Only lines with the word "electromagnetic" are needed; collect each of them from the listing below.
[START OF DATA PROVIDED]
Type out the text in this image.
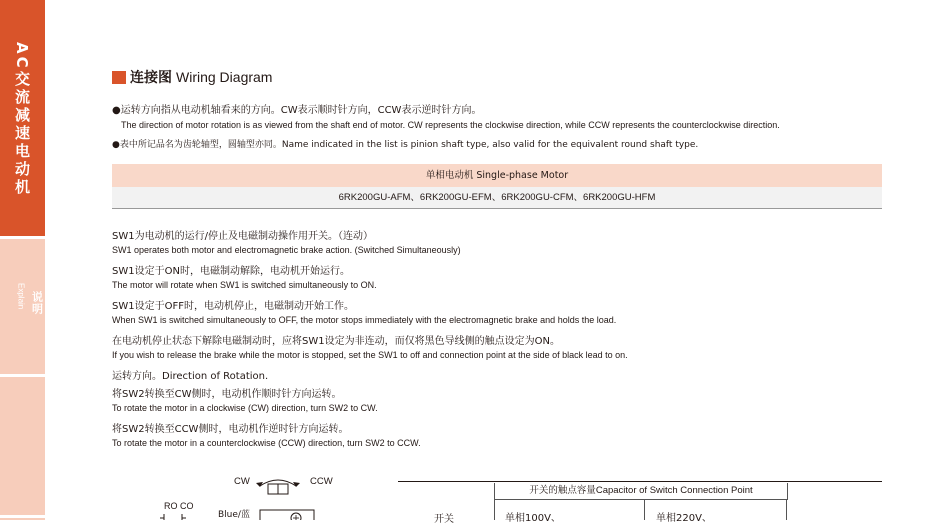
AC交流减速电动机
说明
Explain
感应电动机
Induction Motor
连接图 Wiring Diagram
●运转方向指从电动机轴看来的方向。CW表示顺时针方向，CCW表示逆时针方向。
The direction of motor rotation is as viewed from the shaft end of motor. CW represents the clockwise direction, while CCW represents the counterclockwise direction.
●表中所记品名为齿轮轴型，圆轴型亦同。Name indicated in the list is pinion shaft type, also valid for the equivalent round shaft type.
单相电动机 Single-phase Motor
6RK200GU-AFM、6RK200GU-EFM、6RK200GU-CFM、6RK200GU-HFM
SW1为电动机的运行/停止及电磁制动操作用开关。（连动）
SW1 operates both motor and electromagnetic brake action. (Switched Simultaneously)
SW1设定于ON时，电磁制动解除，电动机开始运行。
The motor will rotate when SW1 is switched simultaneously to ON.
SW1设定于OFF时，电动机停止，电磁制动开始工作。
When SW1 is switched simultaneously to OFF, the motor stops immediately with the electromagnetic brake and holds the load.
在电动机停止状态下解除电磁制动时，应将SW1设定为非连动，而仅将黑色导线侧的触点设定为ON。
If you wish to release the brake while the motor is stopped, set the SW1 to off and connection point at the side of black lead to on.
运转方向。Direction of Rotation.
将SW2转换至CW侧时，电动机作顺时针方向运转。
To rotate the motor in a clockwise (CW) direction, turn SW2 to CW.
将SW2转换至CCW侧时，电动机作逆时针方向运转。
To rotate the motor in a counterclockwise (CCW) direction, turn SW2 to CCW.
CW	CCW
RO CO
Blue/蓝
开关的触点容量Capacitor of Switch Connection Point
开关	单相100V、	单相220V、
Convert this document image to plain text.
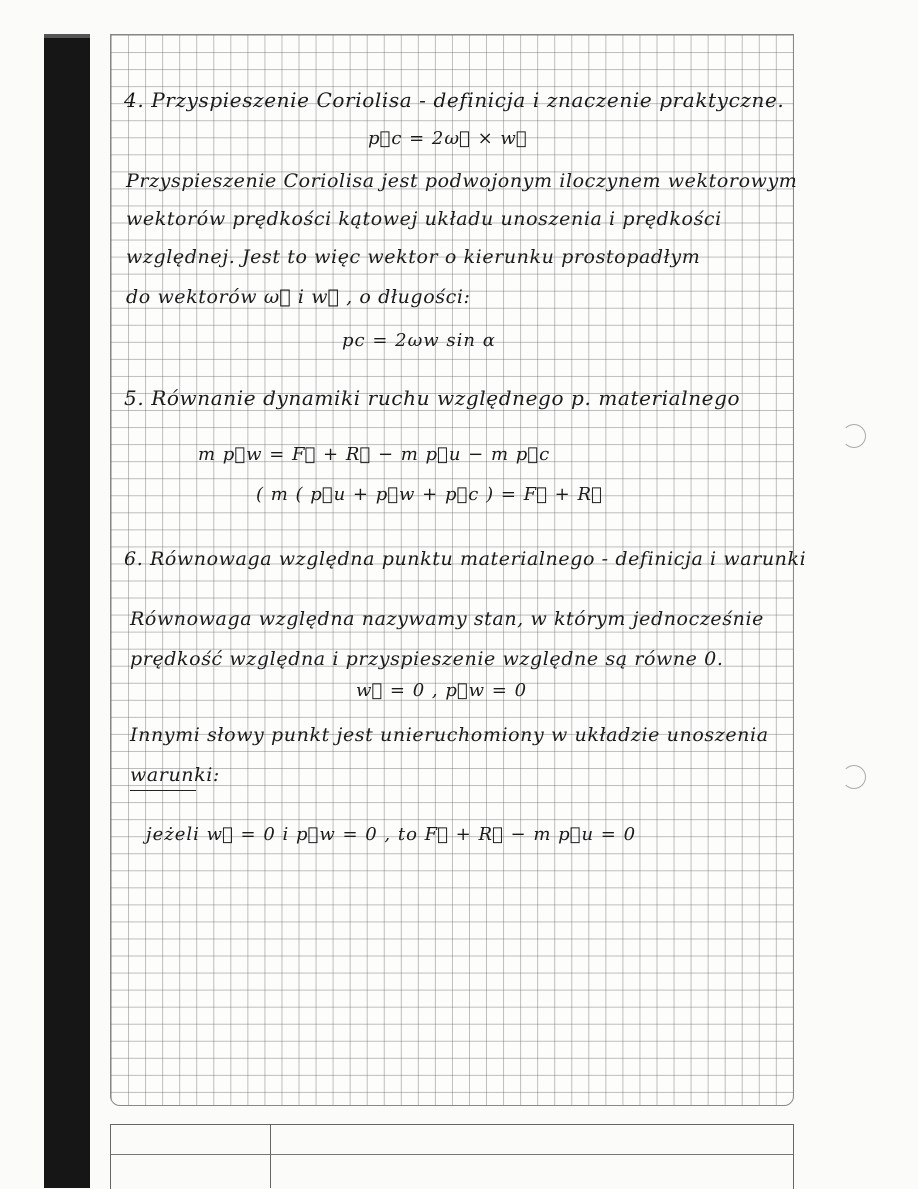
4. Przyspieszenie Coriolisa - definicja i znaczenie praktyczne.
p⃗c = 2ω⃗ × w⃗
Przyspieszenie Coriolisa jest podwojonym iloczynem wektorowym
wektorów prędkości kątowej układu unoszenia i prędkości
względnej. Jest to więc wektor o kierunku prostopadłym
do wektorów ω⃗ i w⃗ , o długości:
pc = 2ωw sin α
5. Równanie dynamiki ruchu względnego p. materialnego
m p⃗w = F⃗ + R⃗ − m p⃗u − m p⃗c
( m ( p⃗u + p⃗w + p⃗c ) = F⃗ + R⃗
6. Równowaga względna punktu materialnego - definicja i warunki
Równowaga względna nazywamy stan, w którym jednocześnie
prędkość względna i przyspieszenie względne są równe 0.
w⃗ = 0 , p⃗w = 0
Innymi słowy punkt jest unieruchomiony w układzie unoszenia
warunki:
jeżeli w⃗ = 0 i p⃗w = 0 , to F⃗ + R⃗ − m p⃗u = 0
[END OF DATA PROVIDED]
# TASK RESPONSE
SW1 operates both motor and electromagnetic brake action. (Switched Simultaneously)
When SW1 is switched simultaneously to OFF, the motor stops immediately with the electromagnetic brake and holds the load.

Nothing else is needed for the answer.